[start of EXERCISE MATERIAL]
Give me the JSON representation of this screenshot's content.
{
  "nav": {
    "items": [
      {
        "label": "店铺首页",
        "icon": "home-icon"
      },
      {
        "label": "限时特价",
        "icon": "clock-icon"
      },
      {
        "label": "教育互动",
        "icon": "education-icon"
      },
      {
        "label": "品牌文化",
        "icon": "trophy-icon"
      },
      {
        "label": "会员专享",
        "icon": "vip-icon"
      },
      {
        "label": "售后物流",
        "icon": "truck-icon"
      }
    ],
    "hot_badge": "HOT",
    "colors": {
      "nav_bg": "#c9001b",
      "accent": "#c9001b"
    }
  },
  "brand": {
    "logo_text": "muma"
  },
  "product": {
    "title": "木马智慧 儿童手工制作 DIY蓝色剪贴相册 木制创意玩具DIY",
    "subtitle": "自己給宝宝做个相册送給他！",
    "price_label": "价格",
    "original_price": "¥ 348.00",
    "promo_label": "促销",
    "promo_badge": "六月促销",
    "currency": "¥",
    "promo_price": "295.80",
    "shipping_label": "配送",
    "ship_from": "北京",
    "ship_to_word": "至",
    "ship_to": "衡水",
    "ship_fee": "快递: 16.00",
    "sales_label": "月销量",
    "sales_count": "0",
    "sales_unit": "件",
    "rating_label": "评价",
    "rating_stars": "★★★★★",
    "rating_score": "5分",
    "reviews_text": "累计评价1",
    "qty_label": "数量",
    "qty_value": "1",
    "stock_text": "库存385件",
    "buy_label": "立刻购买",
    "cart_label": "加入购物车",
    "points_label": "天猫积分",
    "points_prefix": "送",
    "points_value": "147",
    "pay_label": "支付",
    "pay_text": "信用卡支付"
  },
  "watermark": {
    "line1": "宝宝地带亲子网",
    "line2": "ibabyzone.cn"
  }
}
[end of EXERCISE MATERIAL]
▸ WRITTEN EXERCISE
Recopy all the lines exactly as they appear.

▸ EXERCISE RESPONSE
Give me the JSON representation of this screenshot's content.
{
  "nav": {
    "items": [
      {
        "label": "店铺首页",
        "icon": "home-icon"
      },
      {
        "label": "限时特价",
        "icon": "clock-icon"
      },
      {
        "label": "教育互动",
        "icon": "education-icon"
      },
      {
        "label": "品牌文化",
        "icon": "trophy-icon"
      },
      {
        "label": "会员专享",
        "icon": "vip-icon"
      },
      {
        "label": "售后物流",
        "icon": "truck-icon"
      }
    ],
    "hot_badge": "HOT",
    "colors": {
      "nav_bg": "#c9001b",
      "accent": "#c9001b"
    }
  },
  "brand": {
    "logo_text": "muma"
  },
  "product": {
    "title": "木马智慧 儿童手工制作 DIY蓝色剪贴相册 木制创意玩具DIY",
    "subtitle": "自己給宝宝做个相册送給他！",
    "price_label": "价格",
    "original_price": "¥ 348.00",
    "promo_label": "促销",
    "promo_badge": "六月促销",
    "currency": "¥",
    "promo_price": "295.80",
    "shipping_label": "配送",
    "ship_from": "北京",
    "ship_to_word": "至",
    "ship_to": "衡水",
    "ship_fee": "快递: 16.00",
    "sales_label": "月销量",
    "sales_count": "0",
    "sales_unit": "件",
    "rating_label": "评价",
    "rating_stars": "★★★★★",
    "rating_score": "5分",
    "reviews_text": "累计评价1",
    "qty_label": "数量",
    "qty_value": "1",
    "stock_text": "库存385件",
    "buy_label": "立刻购买",
    "cart_label": "加入购物车",
    "points_label": "天猫积分",
    "points_prefix": "送",
    "points_value": "147",
    "pay_label": "支付",
    "pay_text": "信用卡支付"
  },
  "watermark": {
    "line1": "宝宝地带亲子网",
    "line2": "ibabyzone.cn"
  }
}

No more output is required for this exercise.